Problem to solve:
Filter the records below down to lines containing "Chi²".

Data for the task:

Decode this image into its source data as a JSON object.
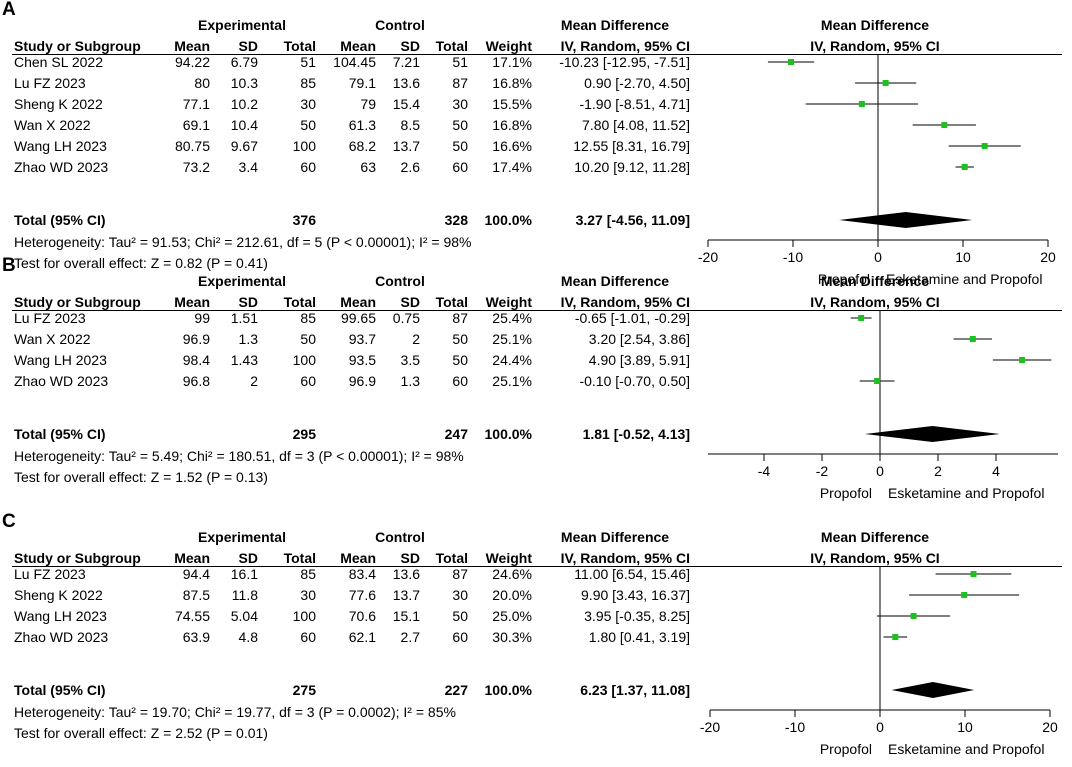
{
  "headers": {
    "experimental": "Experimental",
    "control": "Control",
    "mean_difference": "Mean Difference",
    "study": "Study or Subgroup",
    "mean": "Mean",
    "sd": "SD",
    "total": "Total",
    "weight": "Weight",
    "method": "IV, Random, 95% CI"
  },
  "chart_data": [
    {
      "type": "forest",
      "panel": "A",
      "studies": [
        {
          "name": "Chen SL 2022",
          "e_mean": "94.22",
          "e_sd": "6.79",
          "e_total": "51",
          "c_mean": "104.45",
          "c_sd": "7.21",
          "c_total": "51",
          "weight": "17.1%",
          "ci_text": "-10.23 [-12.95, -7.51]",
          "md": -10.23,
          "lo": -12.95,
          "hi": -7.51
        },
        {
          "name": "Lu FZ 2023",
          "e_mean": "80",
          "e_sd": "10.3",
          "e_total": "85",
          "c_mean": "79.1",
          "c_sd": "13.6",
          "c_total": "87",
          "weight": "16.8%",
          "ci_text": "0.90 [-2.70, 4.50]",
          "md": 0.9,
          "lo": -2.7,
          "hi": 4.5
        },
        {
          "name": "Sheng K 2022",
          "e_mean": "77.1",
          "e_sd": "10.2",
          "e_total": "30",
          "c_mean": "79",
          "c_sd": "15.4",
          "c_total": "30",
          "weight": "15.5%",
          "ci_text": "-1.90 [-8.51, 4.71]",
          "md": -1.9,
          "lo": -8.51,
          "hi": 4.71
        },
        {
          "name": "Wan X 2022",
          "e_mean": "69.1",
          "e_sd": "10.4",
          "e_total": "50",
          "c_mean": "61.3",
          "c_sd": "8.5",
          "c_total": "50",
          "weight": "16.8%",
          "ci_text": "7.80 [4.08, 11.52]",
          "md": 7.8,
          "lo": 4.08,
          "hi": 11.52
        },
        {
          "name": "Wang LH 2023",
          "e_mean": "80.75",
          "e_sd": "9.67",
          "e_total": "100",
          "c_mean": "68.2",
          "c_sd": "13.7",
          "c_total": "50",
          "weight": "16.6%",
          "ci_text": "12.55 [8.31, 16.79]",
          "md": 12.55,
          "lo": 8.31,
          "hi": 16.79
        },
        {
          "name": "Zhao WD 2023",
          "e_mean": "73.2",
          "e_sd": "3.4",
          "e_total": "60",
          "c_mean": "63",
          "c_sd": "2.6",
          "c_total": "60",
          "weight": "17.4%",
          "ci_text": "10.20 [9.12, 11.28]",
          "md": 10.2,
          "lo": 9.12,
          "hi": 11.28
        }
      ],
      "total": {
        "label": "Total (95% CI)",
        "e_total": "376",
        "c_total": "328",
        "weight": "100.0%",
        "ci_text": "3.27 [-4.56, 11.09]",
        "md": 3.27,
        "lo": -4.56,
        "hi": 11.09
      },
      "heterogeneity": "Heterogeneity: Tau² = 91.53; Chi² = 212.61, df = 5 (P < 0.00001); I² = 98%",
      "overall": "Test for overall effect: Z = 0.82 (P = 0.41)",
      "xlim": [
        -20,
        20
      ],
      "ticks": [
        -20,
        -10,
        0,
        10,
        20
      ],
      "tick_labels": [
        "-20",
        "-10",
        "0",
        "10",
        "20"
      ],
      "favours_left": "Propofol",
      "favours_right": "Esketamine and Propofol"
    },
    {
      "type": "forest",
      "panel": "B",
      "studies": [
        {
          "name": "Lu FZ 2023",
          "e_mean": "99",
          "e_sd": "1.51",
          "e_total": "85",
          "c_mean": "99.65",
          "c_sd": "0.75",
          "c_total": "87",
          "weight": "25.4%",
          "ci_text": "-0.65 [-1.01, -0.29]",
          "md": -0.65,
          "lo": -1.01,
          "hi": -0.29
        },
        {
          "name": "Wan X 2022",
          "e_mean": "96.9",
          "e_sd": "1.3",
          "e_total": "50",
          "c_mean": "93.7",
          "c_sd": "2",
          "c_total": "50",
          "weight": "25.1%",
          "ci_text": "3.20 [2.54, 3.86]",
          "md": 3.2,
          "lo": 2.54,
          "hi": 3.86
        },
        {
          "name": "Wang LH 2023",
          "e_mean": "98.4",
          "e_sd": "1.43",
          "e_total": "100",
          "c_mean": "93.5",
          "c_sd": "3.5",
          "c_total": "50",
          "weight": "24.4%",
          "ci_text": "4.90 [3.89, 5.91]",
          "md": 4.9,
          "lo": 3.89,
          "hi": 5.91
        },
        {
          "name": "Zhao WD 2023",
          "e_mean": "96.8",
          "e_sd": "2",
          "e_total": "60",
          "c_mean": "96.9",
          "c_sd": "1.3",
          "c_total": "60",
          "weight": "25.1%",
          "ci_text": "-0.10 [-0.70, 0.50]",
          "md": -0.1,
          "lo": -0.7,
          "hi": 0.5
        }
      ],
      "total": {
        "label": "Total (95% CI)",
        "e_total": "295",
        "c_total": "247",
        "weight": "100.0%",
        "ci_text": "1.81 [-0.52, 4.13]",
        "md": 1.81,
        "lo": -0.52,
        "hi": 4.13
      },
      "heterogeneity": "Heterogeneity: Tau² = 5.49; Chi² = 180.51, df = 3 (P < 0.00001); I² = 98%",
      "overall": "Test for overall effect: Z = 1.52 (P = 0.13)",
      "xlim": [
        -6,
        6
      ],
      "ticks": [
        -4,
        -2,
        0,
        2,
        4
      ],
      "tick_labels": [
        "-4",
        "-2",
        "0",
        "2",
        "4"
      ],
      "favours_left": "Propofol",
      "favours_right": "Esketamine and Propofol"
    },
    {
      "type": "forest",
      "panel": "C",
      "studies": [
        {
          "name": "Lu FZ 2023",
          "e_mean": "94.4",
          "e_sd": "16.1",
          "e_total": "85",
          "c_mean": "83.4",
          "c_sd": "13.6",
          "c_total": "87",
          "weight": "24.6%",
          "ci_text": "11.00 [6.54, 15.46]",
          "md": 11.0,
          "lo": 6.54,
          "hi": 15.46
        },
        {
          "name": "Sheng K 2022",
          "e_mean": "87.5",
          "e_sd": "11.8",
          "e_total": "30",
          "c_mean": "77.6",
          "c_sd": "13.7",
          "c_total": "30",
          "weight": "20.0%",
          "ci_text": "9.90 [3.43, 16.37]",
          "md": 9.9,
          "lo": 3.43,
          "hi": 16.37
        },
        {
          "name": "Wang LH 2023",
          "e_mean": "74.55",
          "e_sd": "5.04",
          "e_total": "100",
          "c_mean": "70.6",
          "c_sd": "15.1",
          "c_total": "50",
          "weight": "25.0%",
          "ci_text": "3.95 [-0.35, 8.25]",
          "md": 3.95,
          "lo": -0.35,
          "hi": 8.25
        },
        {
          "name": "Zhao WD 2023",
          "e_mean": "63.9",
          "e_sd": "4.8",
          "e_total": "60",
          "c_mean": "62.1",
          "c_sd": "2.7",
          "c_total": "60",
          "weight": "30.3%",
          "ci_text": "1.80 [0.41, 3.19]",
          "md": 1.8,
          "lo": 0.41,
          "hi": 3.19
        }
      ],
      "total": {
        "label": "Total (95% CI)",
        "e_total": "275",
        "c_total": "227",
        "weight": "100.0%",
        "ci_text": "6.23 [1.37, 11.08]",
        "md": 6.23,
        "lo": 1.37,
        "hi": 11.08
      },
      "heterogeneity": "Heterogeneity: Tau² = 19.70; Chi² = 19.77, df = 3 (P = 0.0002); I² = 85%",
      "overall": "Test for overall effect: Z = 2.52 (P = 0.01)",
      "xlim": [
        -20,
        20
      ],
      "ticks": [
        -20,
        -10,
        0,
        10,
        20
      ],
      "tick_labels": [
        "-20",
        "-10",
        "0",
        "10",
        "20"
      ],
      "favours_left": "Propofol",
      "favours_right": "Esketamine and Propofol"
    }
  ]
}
* * *
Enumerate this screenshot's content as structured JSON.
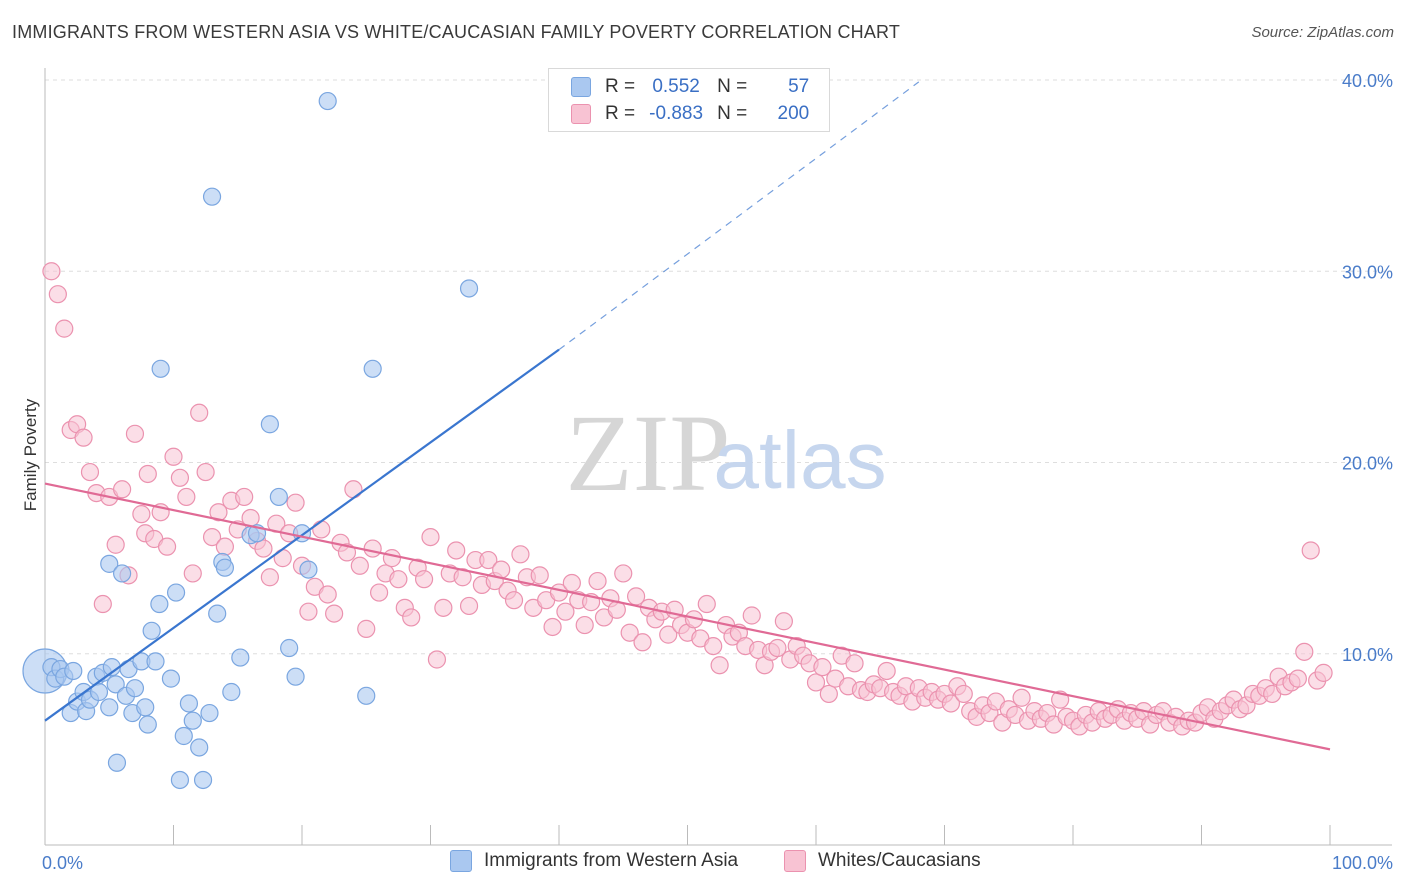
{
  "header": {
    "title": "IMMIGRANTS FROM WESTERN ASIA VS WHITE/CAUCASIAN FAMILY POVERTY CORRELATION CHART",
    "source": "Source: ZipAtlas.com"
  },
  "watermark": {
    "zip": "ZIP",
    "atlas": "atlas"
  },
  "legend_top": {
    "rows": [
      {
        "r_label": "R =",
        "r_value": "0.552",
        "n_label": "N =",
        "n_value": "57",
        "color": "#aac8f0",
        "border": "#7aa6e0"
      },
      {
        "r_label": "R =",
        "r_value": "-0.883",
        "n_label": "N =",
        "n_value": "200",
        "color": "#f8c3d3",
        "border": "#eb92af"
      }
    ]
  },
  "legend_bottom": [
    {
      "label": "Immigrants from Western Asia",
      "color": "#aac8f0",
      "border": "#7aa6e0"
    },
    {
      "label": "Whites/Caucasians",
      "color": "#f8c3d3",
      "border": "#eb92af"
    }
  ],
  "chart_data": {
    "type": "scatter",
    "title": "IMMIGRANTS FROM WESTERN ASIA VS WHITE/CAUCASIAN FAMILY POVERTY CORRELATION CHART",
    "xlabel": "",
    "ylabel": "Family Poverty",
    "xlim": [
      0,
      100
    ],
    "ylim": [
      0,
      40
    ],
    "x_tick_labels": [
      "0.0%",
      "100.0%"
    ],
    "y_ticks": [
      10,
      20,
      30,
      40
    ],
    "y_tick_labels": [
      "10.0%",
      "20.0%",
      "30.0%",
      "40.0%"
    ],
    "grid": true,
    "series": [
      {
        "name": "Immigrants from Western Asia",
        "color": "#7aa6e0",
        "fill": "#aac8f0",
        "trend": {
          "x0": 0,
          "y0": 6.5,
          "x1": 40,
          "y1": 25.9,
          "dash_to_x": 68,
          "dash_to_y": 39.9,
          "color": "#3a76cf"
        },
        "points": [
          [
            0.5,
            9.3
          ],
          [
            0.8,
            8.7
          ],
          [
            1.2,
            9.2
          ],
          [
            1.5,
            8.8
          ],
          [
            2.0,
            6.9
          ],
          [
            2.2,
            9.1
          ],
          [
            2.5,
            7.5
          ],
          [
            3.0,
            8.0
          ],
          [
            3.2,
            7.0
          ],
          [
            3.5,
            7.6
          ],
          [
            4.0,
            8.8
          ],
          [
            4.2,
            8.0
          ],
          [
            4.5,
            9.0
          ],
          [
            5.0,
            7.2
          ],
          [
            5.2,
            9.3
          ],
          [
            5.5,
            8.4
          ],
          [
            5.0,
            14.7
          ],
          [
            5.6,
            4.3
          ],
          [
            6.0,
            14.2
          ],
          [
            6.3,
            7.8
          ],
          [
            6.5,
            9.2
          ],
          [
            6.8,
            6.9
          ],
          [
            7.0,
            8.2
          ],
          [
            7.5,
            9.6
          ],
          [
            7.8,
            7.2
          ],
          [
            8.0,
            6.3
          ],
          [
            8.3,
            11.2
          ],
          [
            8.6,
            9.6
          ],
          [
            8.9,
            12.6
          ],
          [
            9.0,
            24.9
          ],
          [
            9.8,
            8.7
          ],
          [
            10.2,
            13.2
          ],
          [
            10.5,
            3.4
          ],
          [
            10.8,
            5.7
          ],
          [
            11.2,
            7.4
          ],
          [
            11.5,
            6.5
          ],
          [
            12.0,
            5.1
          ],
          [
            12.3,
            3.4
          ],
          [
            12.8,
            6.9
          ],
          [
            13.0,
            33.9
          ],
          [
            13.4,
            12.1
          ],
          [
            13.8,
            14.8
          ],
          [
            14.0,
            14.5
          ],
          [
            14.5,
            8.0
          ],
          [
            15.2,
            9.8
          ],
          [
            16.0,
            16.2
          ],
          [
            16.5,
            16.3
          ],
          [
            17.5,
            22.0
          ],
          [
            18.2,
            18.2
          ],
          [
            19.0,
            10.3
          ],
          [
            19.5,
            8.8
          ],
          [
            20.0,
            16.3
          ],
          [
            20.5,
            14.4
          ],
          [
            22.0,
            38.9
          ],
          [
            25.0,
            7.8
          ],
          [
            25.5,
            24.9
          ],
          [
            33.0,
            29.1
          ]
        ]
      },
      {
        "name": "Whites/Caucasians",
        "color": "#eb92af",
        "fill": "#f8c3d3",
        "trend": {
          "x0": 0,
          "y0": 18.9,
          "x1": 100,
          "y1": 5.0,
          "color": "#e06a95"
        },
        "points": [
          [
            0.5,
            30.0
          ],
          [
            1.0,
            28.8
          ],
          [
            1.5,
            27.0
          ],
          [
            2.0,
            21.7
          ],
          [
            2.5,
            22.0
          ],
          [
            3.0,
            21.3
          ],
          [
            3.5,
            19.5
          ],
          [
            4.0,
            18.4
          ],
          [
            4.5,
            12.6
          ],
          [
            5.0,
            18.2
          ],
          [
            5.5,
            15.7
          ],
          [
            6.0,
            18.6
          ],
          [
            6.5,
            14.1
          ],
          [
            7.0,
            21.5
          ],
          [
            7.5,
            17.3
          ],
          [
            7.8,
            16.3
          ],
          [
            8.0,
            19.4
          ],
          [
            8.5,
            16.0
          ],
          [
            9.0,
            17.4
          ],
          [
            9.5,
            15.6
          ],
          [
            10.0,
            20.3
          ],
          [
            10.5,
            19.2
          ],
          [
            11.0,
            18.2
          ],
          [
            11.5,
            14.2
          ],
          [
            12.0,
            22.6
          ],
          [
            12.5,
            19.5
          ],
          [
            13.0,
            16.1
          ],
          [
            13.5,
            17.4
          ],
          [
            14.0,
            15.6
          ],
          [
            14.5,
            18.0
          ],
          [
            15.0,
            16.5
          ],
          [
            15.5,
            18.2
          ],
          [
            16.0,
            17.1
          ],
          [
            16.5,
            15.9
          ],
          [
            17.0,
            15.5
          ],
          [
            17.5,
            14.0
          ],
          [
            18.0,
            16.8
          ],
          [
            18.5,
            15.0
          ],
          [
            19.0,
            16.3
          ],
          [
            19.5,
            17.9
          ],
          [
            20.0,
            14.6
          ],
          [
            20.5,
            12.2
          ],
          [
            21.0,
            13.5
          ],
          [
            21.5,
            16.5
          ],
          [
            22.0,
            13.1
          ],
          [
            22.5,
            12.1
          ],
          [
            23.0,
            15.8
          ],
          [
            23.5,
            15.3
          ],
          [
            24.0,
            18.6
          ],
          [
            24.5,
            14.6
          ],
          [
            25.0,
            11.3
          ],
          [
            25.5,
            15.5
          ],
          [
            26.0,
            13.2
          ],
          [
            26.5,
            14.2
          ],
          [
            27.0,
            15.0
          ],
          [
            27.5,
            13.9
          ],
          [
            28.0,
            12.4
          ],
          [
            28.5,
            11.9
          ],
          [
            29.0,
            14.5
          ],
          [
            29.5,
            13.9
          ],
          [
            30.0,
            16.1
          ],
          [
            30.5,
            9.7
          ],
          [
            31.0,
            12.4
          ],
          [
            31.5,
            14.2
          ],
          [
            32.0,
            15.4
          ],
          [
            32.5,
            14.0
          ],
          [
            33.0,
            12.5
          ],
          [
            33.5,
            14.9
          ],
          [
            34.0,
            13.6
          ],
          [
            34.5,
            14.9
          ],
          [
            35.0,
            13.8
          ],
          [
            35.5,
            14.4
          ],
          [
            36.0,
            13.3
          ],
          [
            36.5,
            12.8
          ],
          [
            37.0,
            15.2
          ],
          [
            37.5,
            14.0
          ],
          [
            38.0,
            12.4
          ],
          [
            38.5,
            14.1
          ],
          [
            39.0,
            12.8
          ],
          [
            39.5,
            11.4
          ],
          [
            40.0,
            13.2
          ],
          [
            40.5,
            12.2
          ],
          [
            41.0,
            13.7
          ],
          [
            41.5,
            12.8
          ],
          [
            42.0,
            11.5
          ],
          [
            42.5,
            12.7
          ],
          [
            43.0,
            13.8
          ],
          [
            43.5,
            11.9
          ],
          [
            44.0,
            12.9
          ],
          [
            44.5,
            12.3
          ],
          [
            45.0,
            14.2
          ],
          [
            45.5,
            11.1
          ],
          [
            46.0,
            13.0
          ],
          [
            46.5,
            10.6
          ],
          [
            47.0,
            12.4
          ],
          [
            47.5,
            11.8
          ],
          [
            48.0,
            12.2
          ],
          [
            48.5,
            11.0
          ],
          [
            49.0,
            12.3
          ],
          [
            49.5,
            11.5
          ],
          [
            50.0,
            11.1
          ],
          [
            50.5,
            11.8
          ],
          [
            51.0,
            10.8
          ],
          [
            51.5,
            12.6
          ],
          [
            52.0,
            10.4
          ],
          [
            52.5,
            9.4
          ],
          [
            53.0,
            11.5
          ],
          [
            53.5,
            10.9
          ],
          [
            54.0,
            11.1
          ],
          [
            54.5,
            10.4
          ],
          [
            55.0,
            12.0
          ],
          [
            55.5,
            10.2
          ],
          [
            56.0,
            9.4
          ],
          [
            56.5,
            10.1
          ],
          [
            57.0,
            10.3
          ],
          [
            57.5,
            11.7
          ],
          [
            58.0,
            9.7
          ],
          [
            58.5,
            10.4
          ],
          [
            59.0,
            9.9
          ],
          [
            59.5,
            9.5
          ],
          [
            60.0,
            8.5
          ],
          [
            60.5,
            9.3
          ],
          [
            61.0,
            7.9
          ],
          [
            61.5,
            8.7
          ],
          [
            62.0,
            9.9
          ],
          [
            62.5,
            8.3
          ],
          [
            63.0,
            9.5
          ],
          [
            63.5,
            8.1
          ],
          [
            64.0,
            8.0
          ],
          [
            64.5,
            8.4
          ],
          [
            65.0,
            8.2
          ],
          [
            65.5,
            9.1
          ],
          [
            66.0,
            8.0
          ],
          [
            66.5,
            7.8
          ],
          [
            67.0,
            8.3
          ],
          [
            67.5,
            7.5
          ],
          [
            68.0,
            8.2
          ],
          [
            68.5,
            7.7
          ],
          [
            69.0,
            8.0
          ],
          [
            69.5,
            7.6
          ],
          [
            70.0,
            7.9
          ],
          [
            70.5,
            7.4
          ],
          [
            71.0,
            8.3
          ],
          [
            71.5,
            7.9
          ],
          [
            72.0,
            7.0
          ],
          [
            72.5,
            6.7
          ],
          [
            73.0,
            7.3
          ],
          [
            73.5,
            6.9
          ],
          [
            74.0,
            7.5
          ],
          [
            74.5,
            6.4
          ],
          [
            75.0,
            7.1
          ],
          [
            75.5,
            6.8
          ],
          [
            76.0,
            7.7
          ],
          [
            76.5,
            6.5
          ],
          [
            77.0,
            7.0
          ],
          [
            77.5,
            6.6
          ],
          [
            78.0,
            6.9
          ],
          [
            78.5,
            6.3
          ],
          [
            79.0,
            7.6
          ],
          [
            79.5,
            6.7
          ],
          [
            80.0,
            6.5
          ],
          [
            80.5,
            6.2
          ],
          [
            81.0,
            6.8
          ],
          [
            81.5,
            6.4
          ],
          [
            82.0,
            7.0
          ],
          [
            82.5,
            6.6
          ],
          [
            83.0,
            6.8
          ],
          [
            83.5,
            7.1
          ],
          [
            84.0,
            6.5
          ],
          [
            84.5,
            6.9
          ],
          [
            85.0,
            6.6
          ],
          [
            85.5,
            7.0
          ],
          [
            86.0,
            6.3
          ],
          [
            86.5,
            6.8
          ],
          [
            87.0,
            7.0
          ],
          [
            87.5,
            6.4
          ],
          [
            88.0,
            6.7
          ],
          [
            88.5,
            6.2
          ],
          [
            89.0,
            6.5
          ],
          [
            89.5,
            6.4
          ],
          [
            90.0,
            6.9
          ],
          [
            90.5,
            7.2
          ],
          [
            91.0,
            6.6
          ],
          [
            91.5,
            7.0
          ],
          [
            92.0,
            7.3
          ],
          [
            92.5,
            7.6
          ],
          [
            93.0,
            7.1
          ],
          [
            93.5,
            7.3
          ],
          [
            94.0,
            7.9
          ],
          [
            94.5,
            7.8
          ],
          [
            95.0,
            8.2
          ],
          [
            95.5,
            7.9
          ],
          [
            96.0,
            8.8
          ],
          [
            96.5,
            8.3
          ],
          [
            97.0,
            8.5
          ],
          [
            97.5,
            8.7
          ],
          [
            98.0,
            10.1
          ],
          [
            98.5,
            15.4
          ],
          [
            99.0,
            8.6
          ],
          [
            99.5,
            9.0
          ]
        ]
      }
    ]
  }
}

Exercise solution:
      "heterogeneity": "Heterogeneity: Tau² = 91.53; Chi² = 212.61, df = 5 (P < 0.00001); I² = 98%",
      "heterogeneity": "Heterogeneity: Tau² = 5.49; Chi² = 180.51, df = 3 (P < 0.00001); I² = 98%",
      "heterogeneity": "Heterogeneity: Tau² = 19.70; Chi² = 19.77, df = 3 (P = 0.0002); I² = 85%",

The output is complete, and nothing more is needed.